- Available records -
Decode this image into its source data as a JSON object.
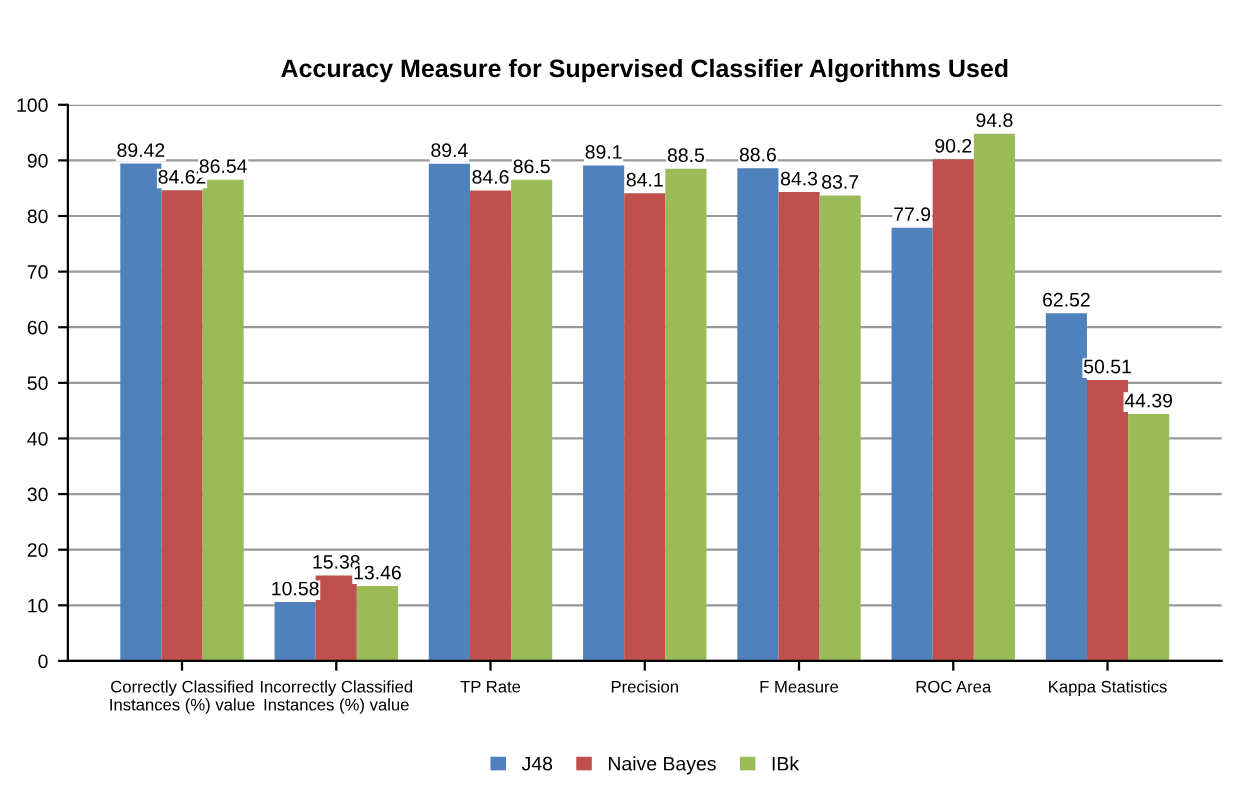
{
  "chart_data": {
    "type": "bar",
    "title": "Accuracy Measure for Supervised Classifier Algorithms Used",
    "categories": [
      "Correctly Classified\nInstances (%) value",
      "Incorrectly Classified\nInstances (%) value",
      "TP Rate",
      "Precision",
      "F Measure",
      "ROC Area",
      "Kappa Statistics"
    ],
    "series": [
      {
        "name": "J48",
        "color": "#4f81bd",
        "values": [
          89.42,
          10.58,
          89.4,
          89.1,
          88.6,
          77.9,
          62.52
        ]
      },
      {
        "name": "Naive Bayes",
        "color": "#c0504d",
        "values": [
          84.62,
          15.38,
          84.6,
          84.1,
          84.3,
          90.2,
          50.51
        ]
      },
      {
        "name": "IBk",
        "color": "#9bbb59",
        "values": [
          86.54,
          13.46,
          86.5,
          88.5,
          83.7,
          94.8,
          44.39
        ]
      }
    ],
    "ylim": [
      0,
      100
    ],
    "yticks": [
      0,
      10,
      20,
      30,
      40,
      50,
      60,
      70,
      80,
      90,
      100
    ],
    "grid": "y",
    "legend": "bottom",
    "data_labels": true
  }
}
---
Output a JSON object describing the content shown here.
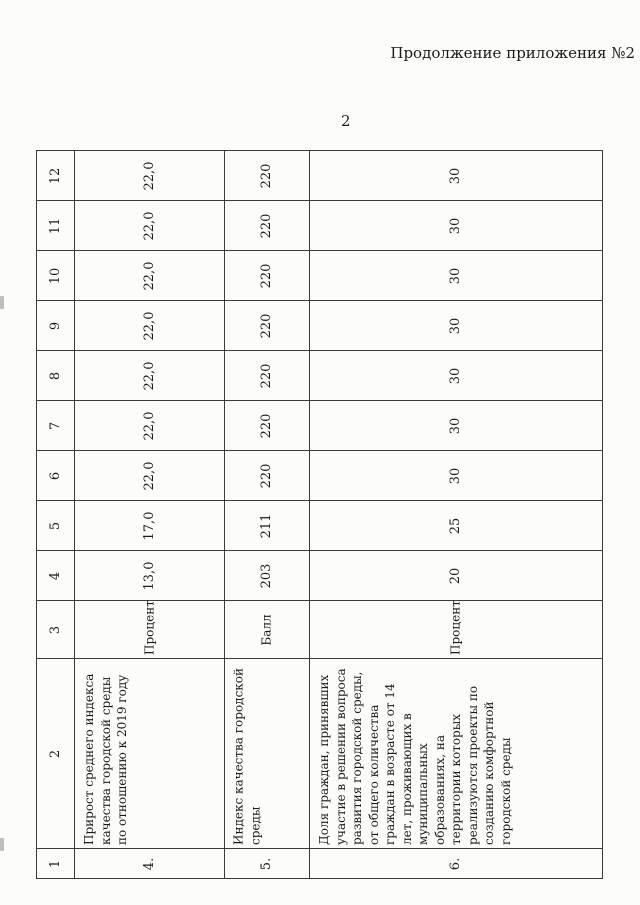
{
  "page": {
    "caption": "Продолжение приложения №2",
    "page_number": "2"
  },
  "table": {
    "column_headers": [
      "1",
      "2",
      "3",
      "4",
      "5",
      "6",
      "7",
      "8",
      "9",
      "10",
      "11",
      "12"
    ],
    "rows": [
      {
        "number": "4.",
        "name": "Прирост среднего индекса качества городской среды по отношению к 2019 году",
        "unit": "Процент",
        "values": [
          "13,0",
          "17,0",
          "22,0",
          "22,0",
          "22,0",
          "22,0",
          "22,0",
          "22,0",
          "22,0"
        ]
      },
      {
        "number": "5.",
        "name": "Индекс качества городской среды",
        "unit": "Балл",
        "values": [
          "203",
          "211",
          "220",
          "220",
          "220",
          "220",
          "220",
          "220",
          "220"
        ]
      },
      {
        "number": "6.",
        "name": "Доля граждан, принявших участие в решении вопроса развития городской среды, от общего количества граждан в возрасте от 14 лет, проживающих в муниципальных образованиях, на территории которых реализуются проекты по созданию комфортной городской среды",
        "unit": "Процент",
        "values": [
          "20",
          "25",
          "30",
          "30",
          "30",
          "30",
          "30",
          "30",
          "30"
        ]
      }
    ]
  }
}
...
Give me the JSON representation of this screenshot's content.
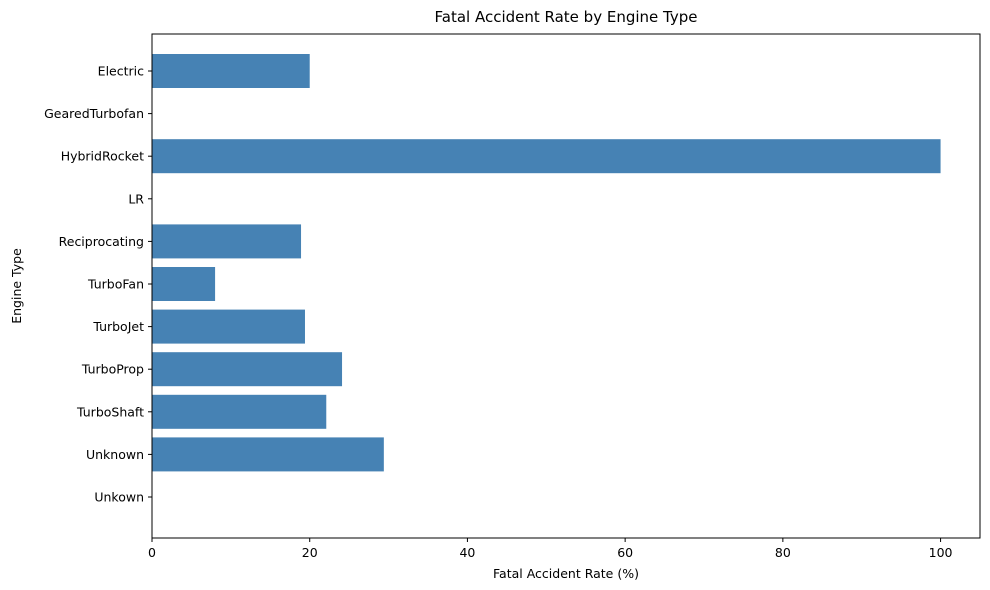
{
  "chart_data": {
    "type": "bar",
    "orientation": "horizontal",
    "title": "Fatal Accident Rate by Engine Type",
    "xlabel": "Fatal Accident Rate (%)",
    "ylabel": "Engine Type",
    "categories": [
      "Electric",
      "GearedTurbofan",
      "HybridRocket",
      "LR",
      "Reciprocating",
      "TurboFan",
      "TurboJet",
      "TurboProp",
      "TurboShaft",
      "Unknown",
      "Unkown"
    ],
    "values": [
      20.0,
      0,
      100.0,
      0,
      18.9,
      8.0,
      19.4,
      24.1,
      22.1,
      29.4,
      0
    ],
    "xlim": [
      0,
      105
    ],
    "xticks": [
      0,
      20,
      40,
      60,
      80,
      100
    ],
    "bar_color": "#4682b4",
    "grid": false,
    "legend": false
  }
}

- Task objective -
Which lines hold the string "title"? List them all.

- Solution to the problem -
    "title": "Accuracy Measure for Supervised Classifier Algorithms Used",
    "title": "Fatal Accident Rate by Engine Type",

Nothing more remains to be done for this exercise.